[Stored data entries]
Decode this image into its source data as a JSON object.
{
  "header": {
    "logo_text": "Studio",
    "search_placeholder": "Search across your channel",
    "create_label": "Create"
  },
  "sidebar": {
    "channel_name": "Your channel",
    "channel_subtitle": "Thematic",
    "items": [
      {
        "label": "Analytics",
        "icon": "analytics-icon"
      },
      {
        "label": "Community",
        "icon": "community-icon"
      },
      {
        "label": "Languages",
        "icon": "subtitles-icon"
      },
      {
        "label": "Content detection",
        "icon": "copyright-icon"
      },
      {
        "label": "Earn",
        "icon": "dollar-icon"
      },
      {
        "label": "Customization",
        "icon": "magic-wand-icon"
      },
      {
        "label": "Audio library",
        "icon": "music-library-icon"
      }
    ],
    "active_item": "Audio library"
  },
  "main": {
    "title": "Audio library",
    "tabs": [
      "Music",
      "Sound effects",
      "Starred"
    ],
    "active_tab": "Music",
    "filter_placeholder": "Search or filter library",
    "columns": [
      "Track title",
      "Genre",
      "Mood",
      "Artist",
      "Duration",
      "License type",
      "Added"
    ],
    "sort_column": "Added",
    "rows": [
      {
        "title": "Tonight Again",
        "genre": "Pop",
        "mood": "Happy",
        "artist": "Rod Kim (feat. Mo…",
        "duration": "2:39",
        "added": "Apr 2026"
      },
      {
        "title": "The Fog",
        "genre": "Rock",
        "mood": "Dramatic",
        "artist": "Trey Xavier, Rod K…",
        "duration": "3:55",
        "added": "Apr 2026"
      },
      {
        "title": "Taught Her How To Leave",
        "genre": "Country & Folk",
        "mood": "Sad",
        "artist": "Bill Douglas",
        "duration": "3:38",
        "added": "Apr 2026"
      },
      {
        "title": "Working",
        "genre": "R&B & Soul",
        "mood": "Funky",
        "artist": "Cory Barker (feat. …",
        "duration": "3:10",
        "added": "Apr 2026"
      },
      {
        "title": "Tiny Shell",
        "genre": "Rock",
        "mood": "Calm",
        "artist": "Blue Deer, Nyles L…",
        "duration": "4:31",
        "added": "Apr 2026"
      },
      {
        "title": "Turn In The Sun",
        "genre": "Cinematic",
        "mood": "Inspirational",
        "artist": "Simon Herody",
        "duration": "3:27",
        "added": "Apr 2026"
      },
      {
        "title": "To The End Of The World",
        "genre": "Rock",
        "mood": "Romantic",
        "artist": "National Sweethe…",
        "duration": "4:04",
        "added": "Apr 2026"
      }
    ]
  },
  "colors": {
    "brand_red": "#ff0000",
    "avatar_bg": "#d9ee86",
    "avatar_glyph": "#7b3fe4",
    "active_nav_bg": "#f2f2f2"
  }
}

The task ▸
Every line above should be retyped exactly as given.

The output ▸
Decode this image into its source data as a JSON object.
{
  "header": {
    "logo_text": "Studio",
    "search_placeholder": "Search across your channel",
    "create_label": "Create"
  },
  "sidebar": {
    "channel_name": "Your channel",
    "channel_subtitle": "Thematic",
    "items": [
      {
        "label": "Analytics",
        "icon": "analytics-icon"
      },
      {
        "label": "Community",
        "icon": "community-icon"
      },
      {
        "label": "Languages",
        "icon": "subtitles-icon"
      },
      {
        "label": "Content detection",
        "icon": "copyright-icon"
      },
      {
        "label": "Earn",
        "icon": "dollar-icon"
      },
      {
        "label": "Customization",
        "icon": "magic-wand-icon"
      },
      {
        "label": "Audio library",
        "icon": "music-library-icon"
      }
    ],
    "active_item": "Audio library"
  },
  "main": {
    "title": "Audio library",
    "tabs": [
      "Music",
      "Sound effects",
      "Starred"
    ],
    "active_tab": "Music",
    "filter_placeholder": "Search or filter library",
    "columns": [
      "Track title",
      "Genre",
      "Mood",
      "Artist",
      "Duration",
      "License type",
      "Added"
    ],
    "sort_column": "Added",
    "rows": [
      {
        "title": "Tonight Again",
        "genre": "Pop",
        "mood": "Happy",
        "artist": "Rod Kim (feat. Mo…",
        "duration": "2:39",
        "added": "Apr 2026"
      },
      {
        "title": "The Fog",
        "genre": "Rock",
        "mood": "Dramatic",
        "artist": "Trey Xavier, Rod K…",
        "duration": "3:55",
        "added": "Apr 2026"
      },
      {
        "title": "Taught Her How To Leave",
        "genre": "Country & Folk",
        "mood": "Sad",
        "artist": "Bill Douglas",
        "duration": "3:38",
        "added": "Apr 2026"
      },
      {
        "title": "Working",
        "genre": "R&B & Soul",
        "mood": "Funky",
        "artist": "Cory Barker (feat. …",
        "duration": "3:10",
        "added": "Apr 2026"
      },
      {
        "title": "Tiny Shell",
        "genre": "Rock",
        "mood": "Calm",
        "artist": "Blue Deer, Nyles L…",
        "duration": "4:31",
        "added": "Apr 2026"
      },
      {
        "title": "Turn In The Sun",
        "genre": "Cinematic",
        "mood": "Inspirational",
        "artist": "Simon Herody",
        "duration": "3:27",
        "added": "Apr 2026"
      },
      {
        "title": "To The End Of The World",
        "genre": "Rock",
        "mood": "Romantic",
        "artist": "National Sweethe…",
        "duration": "4:04",
        "added": "Apr 2026"
      }
    ]
  },
  "colors": {
    "brand_red": "#ff0000",
    "avatar_bg": "#d9ee86",
    "avatar_glyph": "#7b3fe4",
    "active_nav_bg": "#f2f2f2"
  }
}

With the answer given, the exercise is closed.